De Espanha...
Costuma
dizer-se
que ‘De
Espanha nem bom vento nem bom casamento.’
e faço
a citação mesmo sabendo quem
me conhece como gosto pouco de ditos e provérbios, embora aceite
que possam
ter um fundo de
verdade ou da
chamada sabedoria popular.
No
caso
vertente, não
sei a
razão ou
a justeza do
que atrás ficou escrito. Nem
me interessa.
Mas
sei, e escrevo-o com segurança, que
de Espanha tem
vindo muita
e boa banda desenhada e
podia até vir mais.
No primeiro caso, temos por aí, obras de Miguelanxo Prado, David Rubin, Paco Roca, Jordi Lafebre, Antonio Altarriba, Kim que têm - justa e naturalmente - conquistado e satisfeito os leitores portugueses.
No segundo, para citar apenas leituras (mais ou menos) recentes, poderíamos ter - e eu tive, feliz e felizmente - ElPacto, Ronson ou, no caso vertente, este Contrition.
****************************************
Desafios:
**A.** No texto sobre banda desenhada espanhola, que provérbio sobre Espanha é citado logo no início?
**B.** Atualize o trecho do texto sobre banda desenhada espanhola que começa em "No segundo, para" e termina em "vertente, este Contrition.", trocando "leituras" por "obras".
**C.** Prossiga o texto sobre banda desenhada espanhola a partir do ponto em que termina.

Dados fornecidos:
****************************************
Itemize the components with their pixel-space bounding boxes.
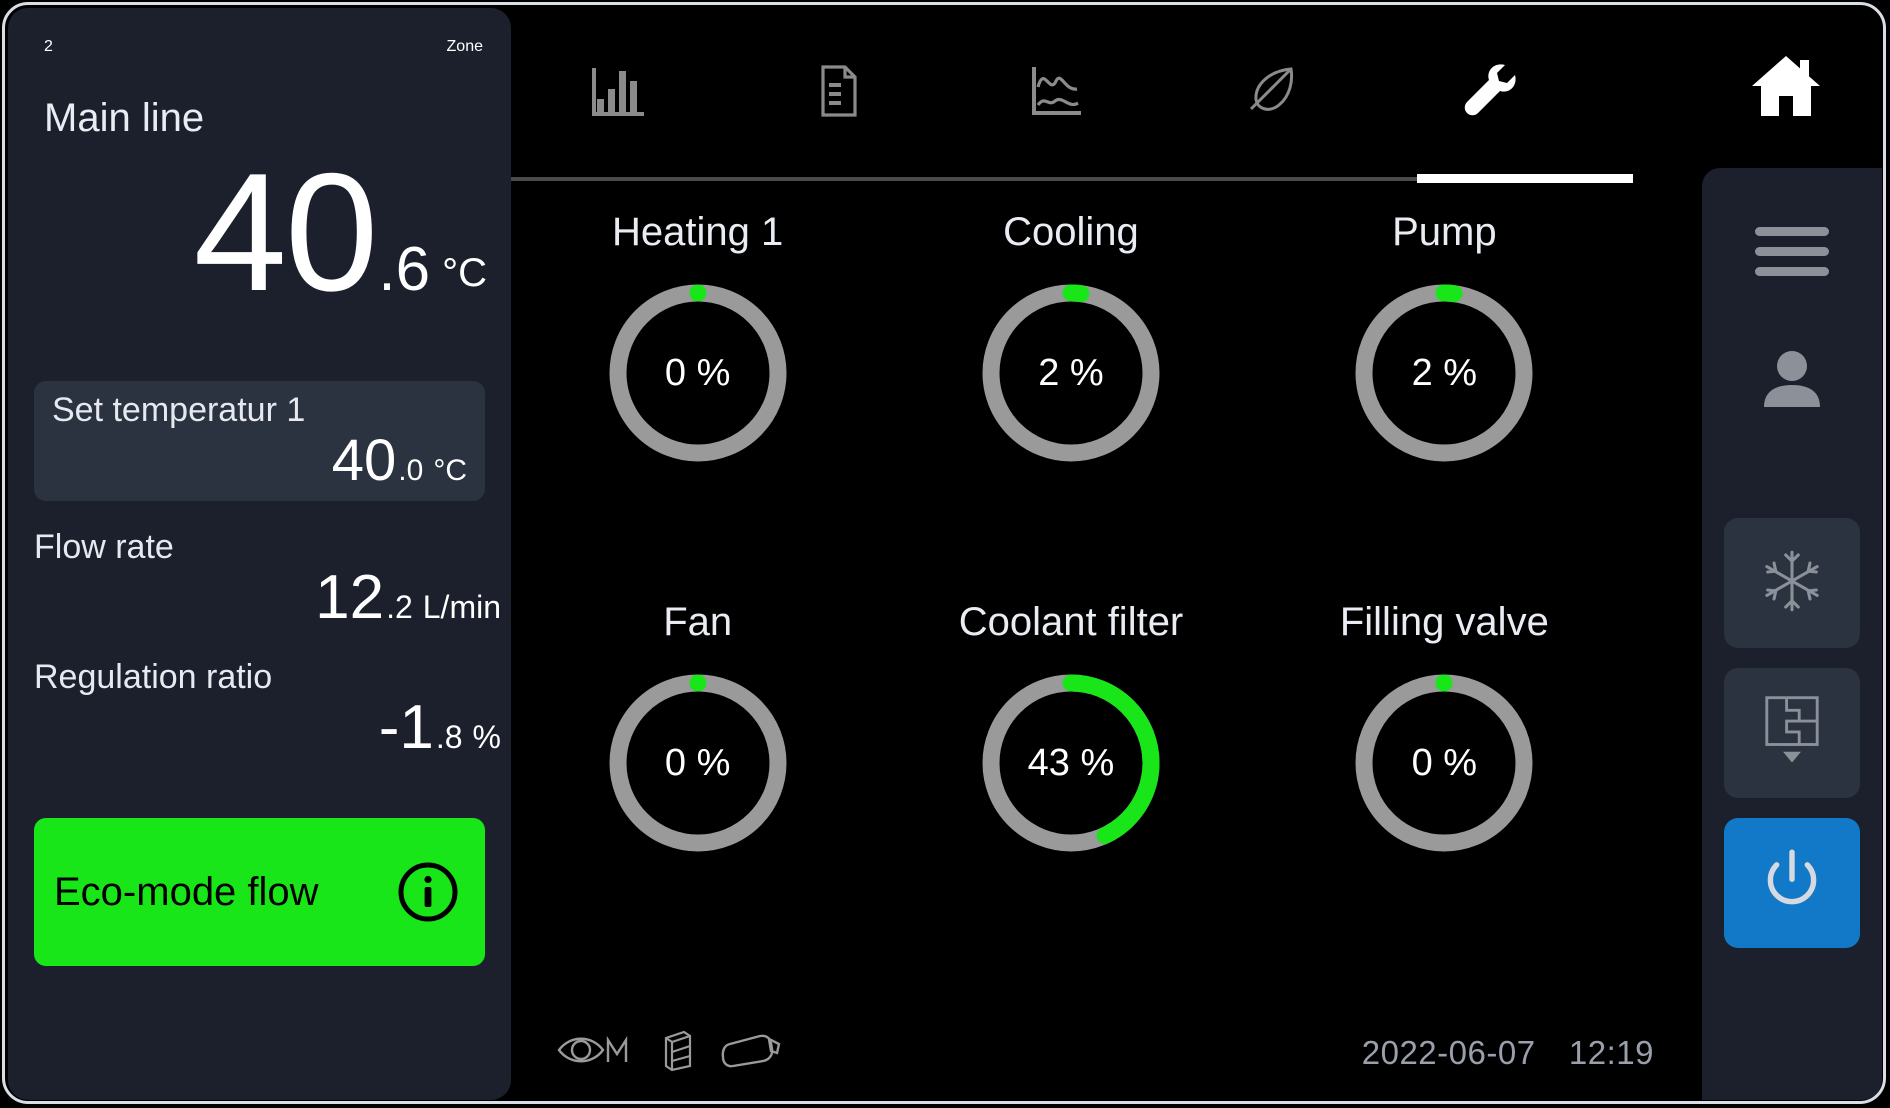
****************************************
Respostas:
**A.** "De Espanha nem bom vento nem bom casamento."

**B.**
No segundo, para citar apenas obras (mais ou menos) recentes, poderíamos ter - e eu tive, feliz e felizmente - ElPacto, Ronson ou, no caso vertente, este Contrition.

**C.**
Contrition que, para além da óbvia (após a leitura) alusão ao acto (religioso) da contrição, no caso, é uma cidade da Florida, nos Estados Unidos, onde, de certa forma, são acantonados, como numa prisão a céu aberto, onde aparentemente são livres, mas da qual não podem sair, criminosos com cadastro sexual, nomeadamente pedófilos, restringidos pelas regras que os obrigam a manter distância de escolas, parques infantis...
É nela que esta história começa - e é em boa parte nela que quase toda decorre - com a morte de um deles, queimado em vida. Suicídio, como quase todos desejam, por ser mais fácil e a perda não ser relevante ou algo mais, é a pergunta que vai fazer Marcia, uma jornalista local com aspirações a mais do que as páginas de mexericos e trivialidades, iniciando uma investigação em que as respostas - a vontade de as dar - custam a aparecer.
Para isso, de forma que se torna quase obsessiva, confronta o seu chefe de redacção, assume o fim da relação já pouco viva e o consequente afastamento do filho ainda de colo, numa estranha dedicação a um tema espúrio mas que simboliza bem tudo o que a obra congrega.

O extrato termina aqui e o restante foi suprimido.